The problem:
Wherever the word "name" shows up in a line, please copy that line.
+++
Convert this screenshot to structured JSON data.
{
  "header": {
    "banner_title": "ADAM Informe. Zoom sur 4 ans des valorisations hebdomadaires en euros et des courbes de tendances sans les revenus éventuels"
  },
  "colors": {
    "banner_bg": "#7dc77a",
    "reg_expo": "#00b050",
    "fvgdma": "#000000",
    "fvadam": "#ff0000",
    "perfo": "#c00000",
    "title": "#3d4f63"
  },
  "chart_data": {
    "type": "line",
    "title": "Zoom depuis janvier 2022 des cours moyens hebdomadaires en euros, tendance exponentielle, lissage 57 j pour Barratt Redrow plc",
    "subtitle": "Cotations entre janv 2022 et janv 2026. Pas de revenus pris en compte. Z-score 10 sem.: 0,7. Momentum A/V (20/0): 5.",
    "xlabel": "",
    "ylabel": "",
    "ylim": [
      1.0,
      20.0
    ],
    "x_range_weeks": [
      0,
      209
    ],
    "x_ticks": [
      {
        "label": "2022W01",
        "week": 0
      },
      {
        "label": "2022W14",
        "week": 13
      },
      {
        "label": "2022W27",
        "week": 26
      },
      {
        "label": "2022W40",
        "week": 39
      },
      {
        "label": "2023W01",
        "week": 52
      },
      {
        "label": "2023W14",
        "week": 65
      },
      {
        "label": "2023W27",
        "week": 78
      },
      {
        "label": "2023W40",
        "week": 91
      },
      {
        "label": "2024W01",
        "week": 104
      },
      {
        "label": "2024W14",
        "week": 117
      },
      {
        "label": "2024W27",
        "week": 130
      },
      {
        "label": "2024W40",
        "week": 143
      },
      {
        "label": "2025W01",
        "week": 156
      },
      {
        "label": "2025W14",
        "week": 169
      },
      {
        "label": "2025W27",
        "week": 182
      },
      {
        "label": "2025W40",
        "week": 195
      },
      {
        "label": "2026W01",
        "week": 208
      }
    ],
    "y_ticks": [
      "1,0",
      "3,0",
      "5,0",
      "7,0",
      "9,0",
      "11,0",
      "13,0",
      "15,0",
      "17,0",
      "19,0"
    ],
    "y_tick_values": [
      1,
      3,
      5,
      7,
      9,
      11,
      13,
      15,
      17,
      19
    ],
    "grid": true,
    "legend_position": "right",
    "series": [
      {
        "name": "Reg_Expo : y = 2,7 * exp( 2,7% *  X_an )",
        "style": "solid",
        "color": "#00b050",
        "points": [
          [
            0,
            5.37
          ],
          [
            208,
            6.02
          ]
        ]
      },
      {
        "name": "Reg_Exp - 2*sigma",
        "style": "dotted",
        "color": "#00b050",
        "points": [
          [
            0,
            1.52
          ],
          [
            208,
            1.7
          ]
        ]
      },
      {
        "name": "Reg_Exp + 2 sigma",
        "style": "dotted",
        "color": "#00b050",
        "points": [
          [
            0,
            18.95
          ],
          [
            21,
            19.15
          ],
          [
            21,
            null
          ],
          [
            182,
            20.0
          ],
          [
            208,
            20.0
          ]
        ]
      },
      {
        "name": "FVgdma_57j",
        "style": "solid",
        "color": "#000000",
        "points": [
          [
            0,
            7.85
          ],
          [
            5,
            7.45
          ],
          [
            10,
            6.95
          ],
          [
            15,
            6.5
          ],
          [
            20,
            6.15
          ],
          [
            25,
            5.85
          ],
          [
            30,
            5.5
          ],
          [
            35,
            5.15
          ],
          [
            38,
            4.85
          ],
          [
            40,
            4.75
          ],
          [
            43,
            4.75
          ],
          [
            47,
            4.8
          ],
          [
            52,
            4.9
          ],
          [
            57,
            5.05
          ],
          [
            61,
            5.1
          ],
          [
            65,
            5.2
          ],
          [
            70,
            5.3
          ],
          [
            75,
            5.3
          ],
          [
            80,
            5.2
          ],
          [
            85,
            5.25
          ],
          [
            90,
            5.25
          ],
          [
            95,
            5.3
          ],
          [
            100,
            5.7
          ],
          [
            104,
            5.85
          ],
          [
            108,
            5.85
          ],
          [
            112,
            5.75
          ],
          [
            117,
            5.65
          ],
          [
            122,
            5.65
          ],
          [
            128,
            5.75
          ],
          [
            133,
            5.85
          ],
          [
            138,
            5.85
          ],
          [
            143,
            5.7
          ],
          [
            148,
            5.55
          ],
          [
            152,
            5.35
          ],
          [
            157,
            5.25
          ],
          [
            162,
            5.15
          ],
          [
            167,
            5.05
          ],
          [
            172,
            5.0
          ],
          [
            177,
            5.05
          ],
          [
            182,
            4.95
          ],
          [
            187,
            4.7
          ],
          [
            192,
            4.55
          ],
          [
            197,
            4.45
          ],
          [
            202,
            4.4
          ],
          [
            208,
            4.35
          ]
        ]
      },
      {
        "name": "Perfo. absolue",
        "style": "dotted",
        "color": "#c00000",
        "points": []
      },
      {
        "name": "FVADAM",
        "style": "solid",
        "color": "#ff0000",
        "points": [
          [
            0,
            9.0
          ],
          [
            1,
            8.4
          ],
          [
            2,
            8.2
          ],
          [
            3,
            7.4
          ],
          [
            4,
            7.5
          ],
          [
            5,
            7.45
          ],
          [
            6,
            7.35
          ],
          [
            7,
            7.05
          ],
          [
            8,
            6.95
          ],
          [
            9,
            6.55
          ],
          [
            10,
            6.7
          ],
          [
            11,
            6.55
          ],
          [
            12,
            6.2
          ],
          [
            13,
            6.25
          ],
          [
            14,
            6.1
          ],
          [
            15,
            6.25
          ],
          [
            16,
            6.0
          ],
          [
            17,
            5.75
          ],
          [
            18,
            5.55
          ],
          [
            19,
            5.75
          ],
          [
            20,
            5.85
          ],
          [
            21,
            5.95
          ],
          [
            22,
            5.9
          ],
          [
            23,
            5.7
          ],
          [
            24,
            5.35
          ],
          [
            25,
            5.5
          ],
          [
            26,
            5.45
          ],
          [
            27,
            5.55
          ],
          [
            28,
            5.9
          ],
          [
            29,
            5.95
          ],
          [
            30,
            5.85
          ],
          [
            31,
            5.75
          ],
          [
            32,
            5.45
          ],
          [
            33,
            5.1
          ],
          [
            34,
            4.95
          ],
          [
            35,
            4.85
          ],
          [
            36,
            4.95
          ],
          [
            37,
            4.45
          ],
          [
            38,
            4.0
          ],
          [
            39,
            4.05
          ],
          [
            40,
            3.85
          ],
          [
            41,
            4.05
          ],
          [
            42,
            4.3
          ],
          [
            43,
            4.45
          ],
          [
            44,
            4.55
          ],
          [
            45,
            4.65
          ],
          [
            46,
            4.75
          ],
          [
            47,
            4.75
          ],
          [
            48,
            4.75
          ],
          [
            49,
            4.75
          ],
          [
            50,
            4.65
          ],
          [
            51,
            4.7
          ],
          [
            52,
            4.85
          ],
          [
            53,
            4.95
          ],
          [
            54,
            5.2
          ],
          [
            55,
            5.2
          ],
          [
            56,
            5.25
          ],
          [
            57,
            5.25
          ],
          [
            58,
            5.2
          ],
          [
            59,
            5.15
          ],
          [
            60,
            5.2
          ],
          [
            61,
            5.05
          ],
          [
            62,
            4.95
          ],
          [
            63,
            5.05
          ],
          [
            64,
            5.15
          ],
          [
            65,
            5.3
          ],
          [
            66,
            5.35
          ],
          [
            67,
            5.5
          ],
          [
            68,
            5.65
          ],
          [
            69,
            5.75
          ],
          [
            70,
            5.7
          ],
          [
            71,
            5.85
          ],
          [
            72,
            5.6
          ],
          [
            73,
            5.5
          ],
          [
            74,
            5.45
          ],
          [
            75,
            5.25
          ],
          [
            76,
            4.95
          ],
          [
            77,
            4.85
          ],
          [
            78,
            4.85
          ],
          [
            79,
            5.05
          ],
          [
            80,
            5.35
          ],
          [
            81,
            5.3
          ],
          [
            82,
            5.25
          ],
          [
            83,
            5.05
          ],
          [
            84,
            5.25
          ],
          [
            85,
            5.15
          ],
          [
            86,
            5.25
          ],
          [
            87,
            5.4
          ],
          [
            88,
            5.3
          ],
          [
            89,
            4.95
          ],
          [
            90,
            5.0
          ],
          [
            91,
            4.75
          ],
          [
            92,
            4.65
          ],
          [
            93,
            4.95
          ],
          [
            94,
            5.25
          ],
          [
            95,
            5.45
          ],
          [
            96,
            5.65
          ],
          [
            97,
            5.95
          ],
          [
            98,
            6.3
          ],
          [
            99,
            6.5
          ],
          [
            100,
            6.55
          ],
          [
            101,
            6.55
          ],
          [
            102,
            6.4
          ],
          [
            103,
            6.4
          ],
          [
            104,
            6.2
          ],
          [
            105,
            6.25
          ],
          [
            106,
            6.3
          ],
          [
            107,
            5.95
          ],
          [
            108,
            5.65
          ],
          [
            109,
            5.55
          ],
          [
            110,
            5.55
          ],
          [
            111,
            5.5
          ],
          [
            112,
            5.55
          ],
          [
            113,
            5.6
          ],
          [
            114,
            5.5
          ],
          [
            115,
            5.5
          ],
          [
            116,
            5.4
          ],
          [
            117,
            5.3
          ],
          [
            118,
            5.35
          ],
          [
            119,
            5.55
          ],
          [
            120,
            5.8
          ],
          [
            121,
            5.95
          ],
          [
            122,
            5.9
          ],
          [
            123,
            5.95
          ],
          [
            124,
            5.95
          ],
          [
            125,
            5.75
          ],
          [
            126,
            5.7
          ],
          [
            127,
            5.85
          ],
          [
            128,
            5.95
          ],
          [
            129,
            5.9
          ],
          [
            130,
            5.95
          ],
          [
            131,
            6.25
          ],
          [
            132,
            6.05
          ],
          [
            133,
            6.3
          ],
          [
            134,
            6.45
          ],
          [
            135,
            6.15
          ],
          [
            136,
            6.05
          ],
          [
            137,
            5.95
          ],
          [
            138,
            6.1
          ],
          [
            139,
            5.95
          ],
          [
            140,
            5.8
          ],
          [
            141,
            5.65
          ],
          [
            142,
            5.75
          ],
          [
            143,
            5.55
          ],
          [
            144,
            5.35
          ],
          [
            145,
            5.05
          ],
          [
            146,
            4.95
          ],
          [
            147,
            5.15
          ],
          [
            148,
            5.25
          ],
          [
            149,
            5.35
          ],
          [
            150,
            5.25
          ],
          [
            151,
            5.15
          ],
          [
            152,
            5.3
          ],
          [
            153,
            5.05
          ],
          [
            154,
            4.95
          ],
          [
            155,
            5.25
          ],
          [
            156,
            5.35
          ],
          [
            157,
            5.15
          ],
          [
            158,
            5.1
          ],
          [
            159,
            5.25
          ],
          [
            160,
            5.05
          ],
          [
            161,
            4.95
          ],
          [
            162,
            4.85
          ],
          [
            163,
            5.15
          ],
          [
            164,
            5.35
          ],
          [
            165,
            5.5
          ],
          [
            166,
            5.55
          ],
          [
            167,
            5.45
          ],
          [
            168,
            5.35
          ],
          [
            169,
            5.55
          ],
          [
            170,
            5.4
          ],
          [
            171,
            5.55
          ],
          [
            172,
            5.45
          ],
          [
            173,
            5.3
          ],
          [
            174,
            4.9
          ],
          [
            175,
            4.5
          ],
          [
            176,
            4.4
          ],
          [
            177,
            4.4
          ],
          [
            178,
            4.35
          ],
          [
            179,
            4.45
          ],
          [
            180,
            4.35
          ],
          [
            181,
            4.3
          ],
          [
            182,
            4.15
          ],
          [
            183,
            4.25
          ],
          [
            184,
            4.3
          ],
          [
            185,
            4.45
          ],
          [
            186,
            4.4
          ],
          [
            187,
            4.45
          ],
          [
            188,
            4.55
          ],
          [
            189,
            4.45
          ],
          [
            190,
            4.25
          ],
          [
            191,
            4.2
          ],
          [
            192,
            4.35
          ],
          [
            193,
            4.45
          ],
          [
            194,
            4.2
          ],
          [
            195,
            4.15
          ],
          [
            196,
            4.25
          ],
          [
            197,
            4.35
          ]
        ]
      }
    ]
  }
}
+++
Output below:
        "name": "Reg_Expo : y = 2,7 * exp( 2,7% *  X_an )",
        "name": "Reg_Exp - 2*sigma",
        "name": "Reg_Exp + 2 sigma",
        "name": "FVgdma_57j",
        "name": "Perfo. absolue",
        "name": "FVADAM",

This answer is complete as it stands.